[start]

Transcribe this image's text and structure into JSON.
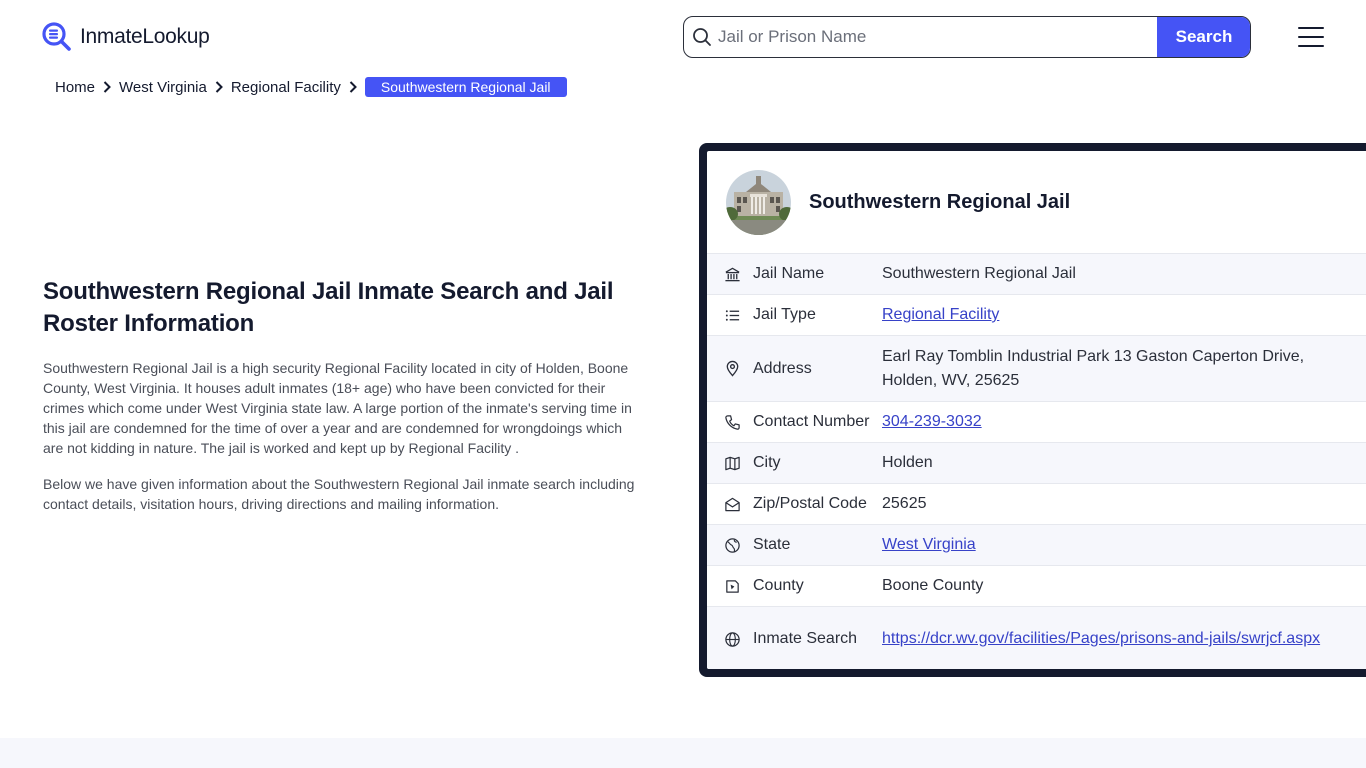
{
  "header": {
    "logo_text": "InmateLookup",
    "search_placeholder": "Jail or Prison Name",
    "search_button": "Search"
  },
  "breadcrumb": {
    "items": [
      "Home",
      "West Virginia",
      "Regional Facility"
    ],
    "current": "Southwestern Regional Jail"
  },
  "main": {
    "title": "Southwestern Regional Jail Inmate Search and Jail Roster Information",
    "paragraphs": [
      "Southwestern Regional Jail is a high security Regional Facility located in city of Holden, Boone County, West Virginia. It houses adult inmates (18+ age) who have been convicted for their crimes which come under West Virginia state law. A large portion of the inmate's serving time in this jail are condemned for the time of over a year and are condemned for wrongdoings which are not kidding in nature. The jail is worked and kept up by Regional Facility .",
      "Below we have given information about the Southwestern Regional Jail inmate search including contact details, visitation hours, driving directions and mailing information."
    ]
  },
  "card": {
    "title": "Southwestern Regional Jail",
    "rows": [
      {
        "icon": "bank-icon",
        "label": "Jail Name",
        "value": "Southwestern Regional Jail"
      },
      {
        "icon": "list-icon",
        "label": "Jail Type",
        "value": "Regional Facility"
      },
      {
        "icon": "map-pin-icon",
        "label": "Address",
        "value": "Earl Ray Tomblin Industrial Park 13 Gaston Caperton Drive, Holden, WV, 25625"
      },
      {
        "icon": "phone-icon",
        "label": "Contact Number",
        "value": "304-239-3032"
      },
      {
        "icon": "map-icon",
        "label": "City",
        "value": "Holden"
      },
      {
        "icon": "mail-icon",
        "label": "Zip/Postal Code",
        "value": "25625"
      },
      {
        "icon": "globe-icon",
        "label": "State",
        "value": "West Virginia"
      },
      {
        "icon": "county-icon",
        "label": "County",
        "value": "Boone County"
      },
      {
        "icon": "web-icon",
        "label": "Inmate Search",
        "value": "https://dcr.wv.gov/facilities/Pages/prisons-and-jails/swrjcf.aspx"
      }
    ]
  },
  "colors": {
    "accent": "#4554f5",
    "dark": "#141a2e",
    "link": "#3742c8"
  }
}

[end]

- _What this task involves_:
Select all lines in the listing that include the word "Regional".

- _Task result_:
      "Regional Facility"
    "current": "Southwestern Regional Jail"
    "title": "Southwestern Regional Jail Inmate Search and Jail Roster Information",
      "Southwestern Regional Jail is a high security Regional Facility located in city of Holden, Boone County, West Virginia. It houses adult inmates (18+ age) who have been convicted for their crimes which come under West Virginia state law. A large portion of the inmate's serving time in this jail are condemned for the time of over a year and are condemned for wrongdoings which are not kidding in nature. The jail is worked and kept up by Regional Facility .",
      "Below we have given information about the Southwestern Regional Jail inmate search including contact details, visitation hours, driving directions and mailing information."
    "title": "Southwestern Regional Jail",
        "value": "Southwestern Regional Jail"
        "value": "Regional Facility"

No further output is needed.